• What you need to do:
Scan the lines below for "kind"; report the number of lines that contain it, and only that.

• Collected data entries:
▽

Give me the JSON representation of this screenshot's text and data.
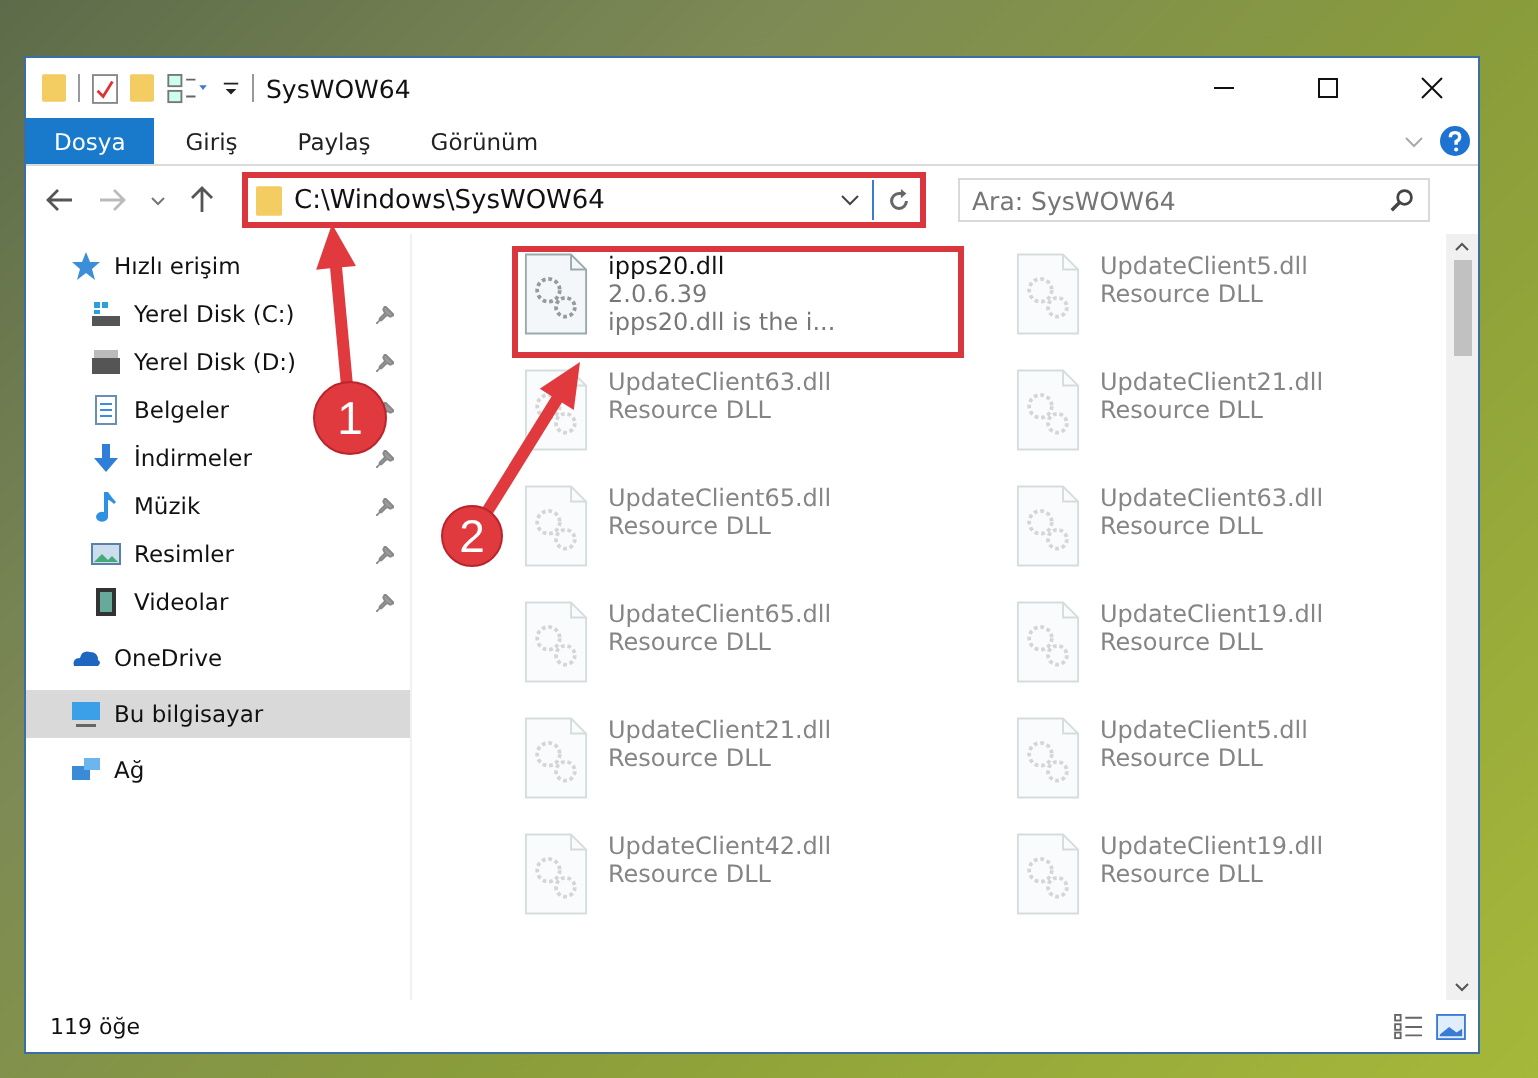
{
  "window": {
    "title": "SysWOW64"
  },
  "ribbon_tabs": [
    {
      "label": "Dosya",
      "selected": true
    },
    {
      "label": "Giriş",
      "selected": false
    },
    {
      "label": "Paylaş",
      "selected": false
    },
    {
      "label": "Görünüm",
      "selected": false
    }
  ],
  "address": {
    "path": "C:\\Windows\\SysWOW64",
    "highlighted": true
  },
  "search": {
    "placeholder": "Ara: SysWOW64"
  },
  "sidebar": {
    "items": [
      {
        "label": "Hızlı erişim",
        "kind": "star",
        "selected": false,
        "children": [
          {
            "label": "Yerel Disk (C:)",
            "kind": "drive-c",
            "pinned": true
          },
          {
            "label": "Yerel Disk (D:)",
            "kind": "drive",
            "pinned": true
          },
          {
            "label": "Belgeler",
            "kind": "document",
            "pinned": true
          },
          {
            "label": "İndirmeler",
            "kind": "download",
            "pinned": true
          },
          {
            "label": "Müzik",
            "kind": "music",
            "pinned": true
          },
          {
            "label": "Resimler",
            "kind": "picture",
            "pinned": true
          },
          {
            "label": "Videolar",
            "kind": "video",
            "pinned": true
          }
        ]
      },
      {
        "label": "OneDrive",
        "kind": "cloud",
        "selected": false
      },
      {
        "label": "Bu bilgisayar",
        "kind": "computer",
        "selected": true
      },
      {
        "label": "Ağ",
        "kind": "network",
        "selected": false
      }
    ]
  },
  "files": [
    {
      "name": "ipps20.dll",
      "details": [
        "2.0.6.39",
        "ipps20.dll is the i..."
      ],
      "highlighted": true,
      "faded": false
    },
    {
      "name": "UpdateClient5.dll",
      "details": [
        "Resource DLL"
      ],
      "highlighted": false,
      "faded": true
    },
    {
      "name": "UpdateClient63.dll",
      "details": [
        "Resource DLL"
      ],
      "highlighted": false,
      "faded": true
    },
    {
      "name": "UpdateClient21.dll",
      "details": [
        "Resource DLL"
      ],
      "highlighted": false,
      "faded": true
    },
    {
      "name": "UpdateClient65.dll",
      "details": [
        "Resource DLL"
      ],
      "highlighted": false,
      "faded": true
    },
    {
      "name": "UpdateClient63.dll",
      "details": [
        "Resource DLL"
      ],
      "highlighted": false,
      "faded": true
    },
    {
      "name": "UpdateClient65.dll",
      "details": [
        "Resource DLL"
      ],
      "highlighted": false,
      "faded": true
    },
    {
      "name": "UpdateClient19.dll",
      "details": [
        "Resource DLL"
      ],
      "highlighted": false,
      "faded": true
    },
    {
      "name": "UpdateClient21.dll",
      "details": [
        "Resource DLL"
      ],
      "highlighted": false,
      "faded": true
    },
    {
      "name": "UpdateClient5.dll",
      "details": [
        "Resource DLL"
      ],
      "highlighted": false,
      "faded": true
    },
    {
      "name": "UpdateClient42.dll",
      "details": [
        "Resource DLL"
      ],
      "highlighted": false,
      "faded": true
    },
    {
      "name": "UpdateClient19.dll",
      "details": [
        "Resource DLL"
      ],
      "highlighted": false,
      "faded": true
    }
  ],
  "callouts": [
    {
      "number": "1"
    },
    {
      "number": "2"
    }
  ],
  "status_bar": {
    "count": "119 öğe"
  }
}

△

• Result:
11